» Saved entries:
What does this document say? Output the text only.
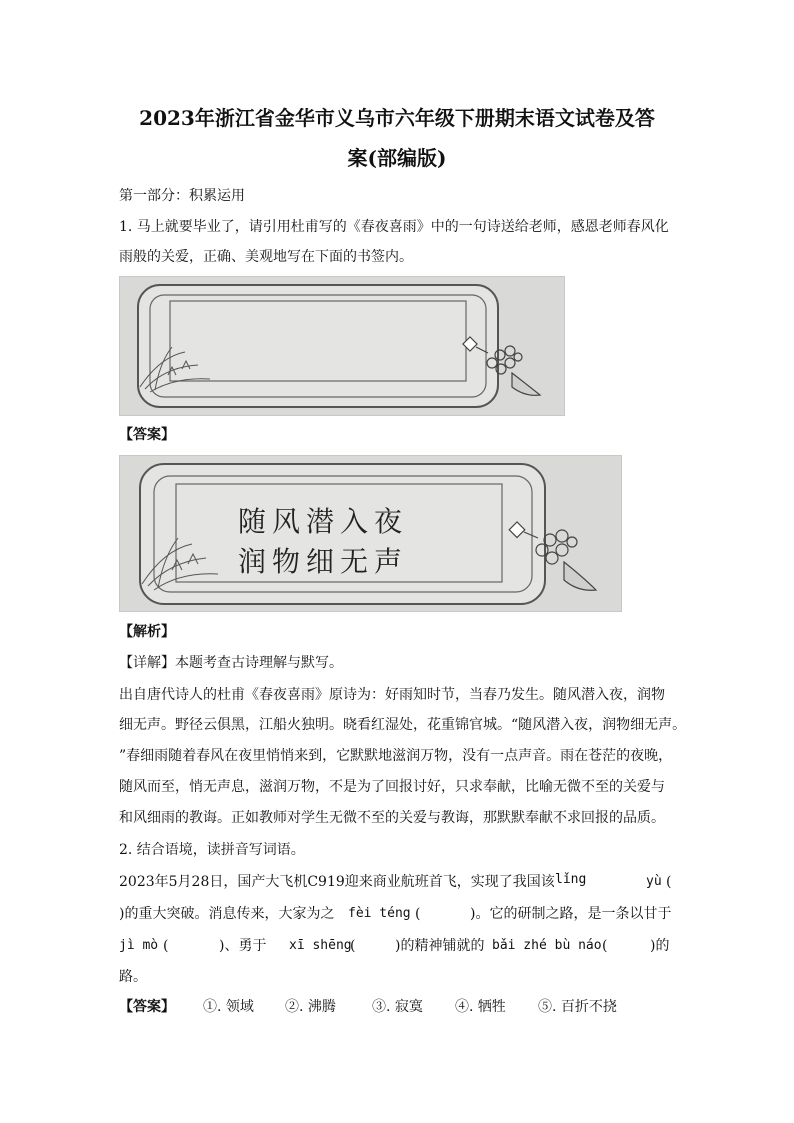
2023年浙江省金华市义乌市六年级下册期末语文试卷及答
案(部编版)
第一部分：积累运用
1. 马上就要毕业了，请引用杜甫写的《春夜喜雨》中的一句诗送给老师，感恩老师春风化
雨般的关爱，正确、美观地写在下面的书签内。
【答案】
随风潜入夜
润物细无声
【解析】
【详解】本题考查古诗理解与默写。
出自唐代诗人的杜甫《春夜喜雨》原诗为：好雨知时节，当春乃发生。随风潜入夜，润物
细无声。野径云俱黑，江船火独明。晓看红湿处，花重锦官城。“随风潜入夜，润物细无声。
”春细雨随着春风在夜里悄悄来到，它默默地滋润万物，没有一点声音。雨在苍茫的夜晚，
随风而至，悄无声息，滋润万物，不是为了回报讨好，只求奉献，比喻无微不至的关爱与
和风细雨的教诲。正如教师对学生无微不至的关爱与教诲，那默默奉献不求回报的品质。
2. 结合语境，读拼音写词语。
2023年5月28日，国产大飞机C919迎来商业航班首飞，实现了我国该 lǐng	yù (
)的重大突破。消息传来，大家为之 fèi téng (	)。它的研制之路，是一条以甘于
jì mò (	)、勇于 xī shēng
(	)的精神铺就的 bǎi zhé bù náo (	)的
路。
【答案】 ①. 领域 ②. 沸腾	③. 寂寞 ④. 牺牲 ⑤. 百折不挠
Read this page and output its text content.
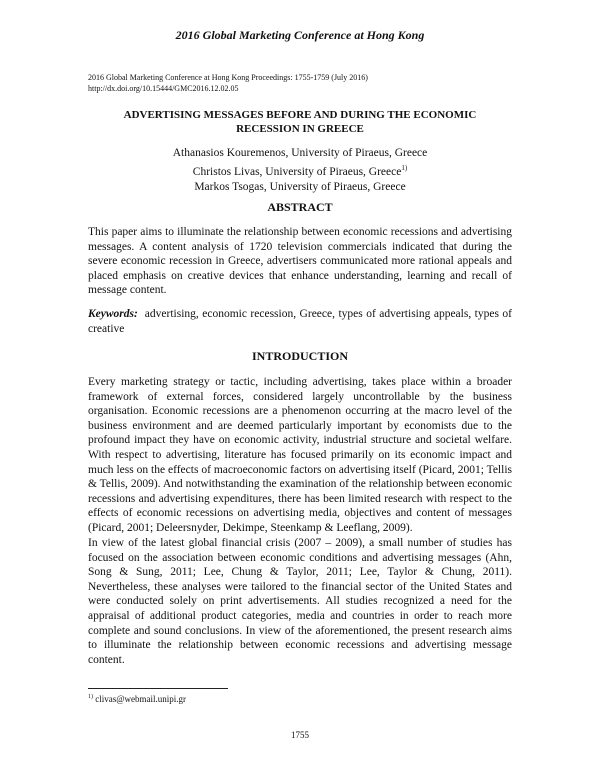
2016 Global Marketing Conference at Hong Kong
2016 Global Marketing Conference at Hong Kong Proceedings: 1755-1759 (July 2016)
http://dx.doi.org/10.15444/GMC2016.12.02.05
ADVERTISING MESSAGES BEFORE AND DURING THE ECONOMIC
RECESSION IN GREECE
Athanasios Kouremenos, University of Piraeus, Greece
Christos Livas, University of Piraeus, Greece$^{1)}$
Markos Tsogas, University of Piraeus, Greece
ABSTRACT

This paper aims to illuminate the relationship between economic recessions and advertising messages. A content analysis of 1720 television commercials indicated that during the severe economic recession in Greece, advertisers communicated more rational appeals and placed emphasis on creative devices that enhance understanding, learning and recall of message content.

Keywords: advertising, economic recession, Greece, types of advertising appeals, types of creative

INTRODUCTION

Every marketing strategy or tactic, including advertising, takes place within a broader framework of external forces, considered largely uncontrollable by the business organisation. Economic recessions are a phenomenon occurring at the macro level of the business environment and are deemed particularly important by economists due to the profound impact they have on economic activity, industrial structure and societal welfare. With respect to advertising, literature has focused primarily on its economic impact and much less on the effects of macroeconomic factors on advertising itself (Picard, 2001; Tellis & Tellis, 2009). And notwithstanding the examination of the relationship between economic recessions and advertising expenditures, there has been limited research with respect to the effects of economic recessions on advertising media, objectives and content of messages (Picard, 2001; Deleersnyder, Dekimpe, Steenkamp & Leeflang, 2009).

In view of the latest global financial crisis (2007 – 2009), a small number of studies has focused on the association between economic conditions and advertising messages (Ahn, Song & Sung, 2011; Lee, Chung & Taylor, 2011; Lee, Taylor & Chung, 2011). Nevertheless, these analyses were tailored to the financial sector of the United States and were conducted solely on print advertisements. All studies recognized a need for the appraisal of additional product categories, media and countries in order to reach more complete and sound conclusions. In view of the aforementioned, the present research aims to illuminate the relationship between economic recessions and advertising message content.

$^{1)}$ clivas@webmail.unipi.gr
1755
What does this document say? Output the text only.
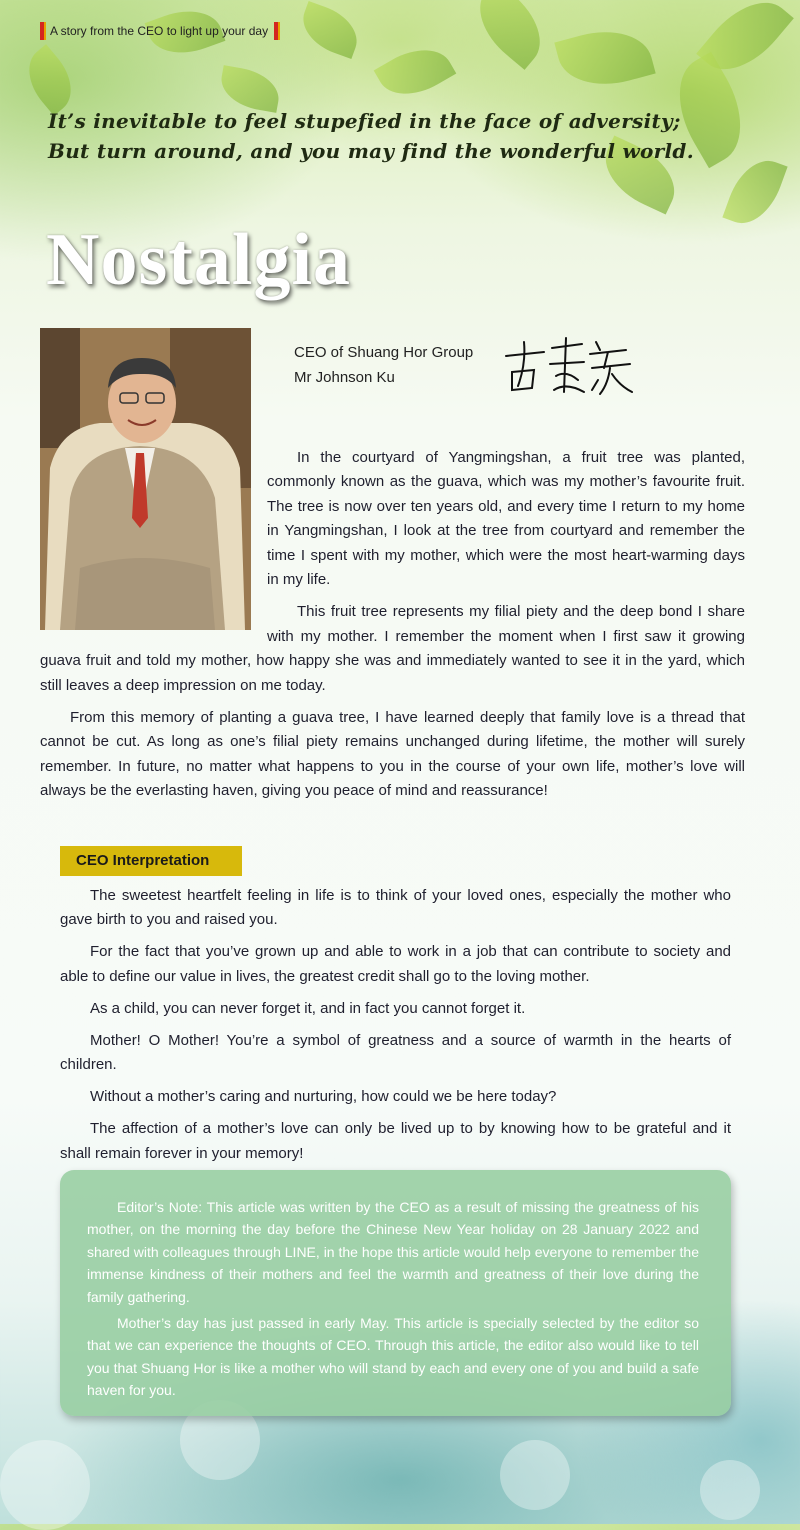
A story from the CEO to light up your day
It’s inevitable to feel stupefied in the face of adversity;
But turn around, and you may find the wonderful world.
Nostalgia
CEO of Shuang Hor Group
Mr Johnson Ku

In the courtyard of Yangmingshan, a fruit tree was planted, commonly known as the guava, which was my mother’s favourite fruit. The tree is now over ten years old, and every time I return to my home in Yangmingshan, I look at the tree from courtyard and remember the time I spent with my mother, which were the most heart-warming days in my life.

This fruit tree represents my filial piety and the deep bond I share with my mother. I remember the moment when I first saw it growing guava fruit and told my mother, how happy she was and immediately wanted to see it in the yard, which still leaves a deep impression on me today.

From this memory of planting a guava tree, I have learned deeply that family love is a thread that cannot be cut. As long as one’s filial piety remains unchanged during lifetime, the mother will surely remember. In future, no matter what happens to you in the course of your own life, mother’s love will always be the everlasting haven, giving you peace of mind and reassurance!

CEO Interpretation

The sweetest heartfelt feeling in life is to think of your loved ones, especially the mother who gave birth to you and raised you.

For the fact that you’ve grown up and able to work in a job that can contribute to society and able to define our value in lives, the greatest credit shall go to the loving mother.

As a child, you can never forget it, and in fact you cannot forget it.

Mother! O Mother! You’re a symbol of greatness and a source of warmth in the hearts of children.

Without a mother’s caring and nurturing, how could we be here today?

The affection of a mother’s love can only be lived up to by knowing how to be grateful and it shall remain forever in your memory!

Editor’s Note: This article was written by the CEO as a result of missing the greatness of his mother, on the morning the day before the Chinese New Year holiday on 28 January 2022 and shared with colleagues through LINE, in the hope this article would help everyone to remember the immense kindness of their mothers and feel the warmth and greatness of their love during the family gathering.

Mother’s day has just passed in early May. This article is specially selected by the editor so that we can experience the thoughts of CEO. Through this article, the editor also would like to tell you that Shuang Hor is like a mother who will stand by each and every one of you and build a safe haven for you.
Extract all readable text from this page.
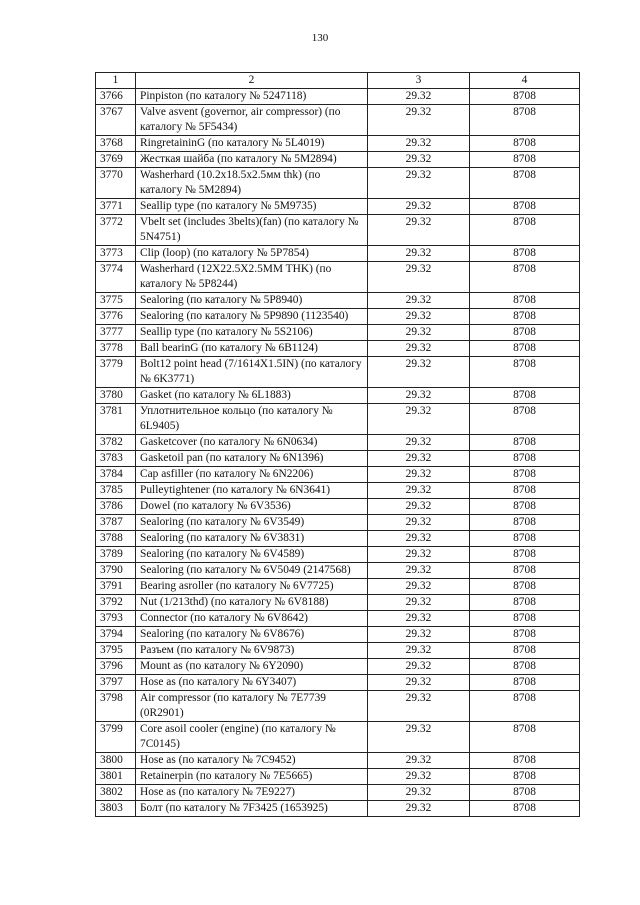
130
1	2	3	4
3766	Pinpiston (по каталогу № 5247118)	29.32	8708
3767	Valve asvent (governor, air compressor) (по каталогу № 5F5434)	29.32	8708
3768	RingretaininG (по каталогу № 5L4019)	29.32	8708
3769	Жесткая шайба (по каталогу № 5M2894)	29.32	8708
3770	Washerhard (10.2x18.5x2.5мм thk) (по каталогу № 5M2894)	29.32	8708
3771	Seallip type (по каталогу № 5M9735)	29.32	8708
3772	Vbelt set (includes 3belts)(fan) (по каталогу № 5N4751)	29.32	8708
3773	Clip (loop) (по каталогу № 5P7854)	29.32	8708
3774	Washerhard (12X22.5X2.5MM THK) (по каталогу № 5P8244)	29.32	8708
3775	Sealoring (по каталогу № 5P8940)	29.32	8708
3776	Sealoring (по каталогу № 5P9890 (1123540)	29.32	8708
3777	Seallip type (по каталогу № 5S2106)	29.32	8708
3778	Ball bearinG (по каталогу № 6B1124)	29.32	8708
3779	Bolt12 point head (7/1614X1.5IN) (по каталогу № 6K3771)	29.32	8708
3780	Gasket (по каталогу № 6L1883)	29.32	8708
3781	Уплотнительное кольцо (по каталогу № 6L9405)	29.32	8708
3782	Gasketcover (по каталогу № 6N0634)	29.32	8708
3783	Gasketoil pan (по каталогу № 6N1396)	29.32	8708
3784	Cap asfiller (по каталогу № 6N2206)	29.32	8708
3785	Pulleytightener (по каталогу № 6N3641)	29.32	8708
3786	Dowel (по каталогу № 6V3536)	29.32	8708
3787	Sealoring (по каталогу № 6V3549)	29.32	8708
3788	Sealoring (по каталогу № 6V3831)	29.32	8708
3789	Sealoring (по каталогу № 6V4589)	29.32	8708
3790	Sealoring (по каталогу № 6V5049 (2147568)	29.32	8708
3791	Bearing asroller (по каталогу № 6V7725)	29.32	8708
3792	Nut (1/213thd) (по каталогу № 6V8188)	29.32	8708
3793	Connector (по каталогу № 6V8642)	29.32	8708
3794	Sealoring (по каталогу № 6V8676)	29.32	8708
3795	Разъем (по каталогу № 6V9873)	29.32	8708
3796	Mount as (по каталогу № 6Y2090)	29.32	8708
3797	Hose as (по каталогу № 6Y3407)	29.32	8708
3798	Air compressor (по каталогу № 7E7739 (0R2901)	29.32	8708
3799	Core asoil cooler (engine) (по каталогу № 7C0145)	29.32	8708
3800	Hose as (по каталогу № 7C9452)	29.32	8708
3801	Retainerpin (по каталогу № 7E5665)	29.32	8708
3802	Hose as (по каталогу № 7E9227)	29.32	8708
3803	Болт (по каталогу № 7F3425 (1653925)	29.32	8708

» PROBLEM TO WORK ON: Search the records for the word "compressor". Copy every line that has it.

» RESPONSE TO THIS TASK:
3767	Valve asvent (governor, air compressor) (по каталогу № 5F5434)	29.32	8708
3798	Air compressor (по каталогу № 7E7739 (0R2901)	29.32	8708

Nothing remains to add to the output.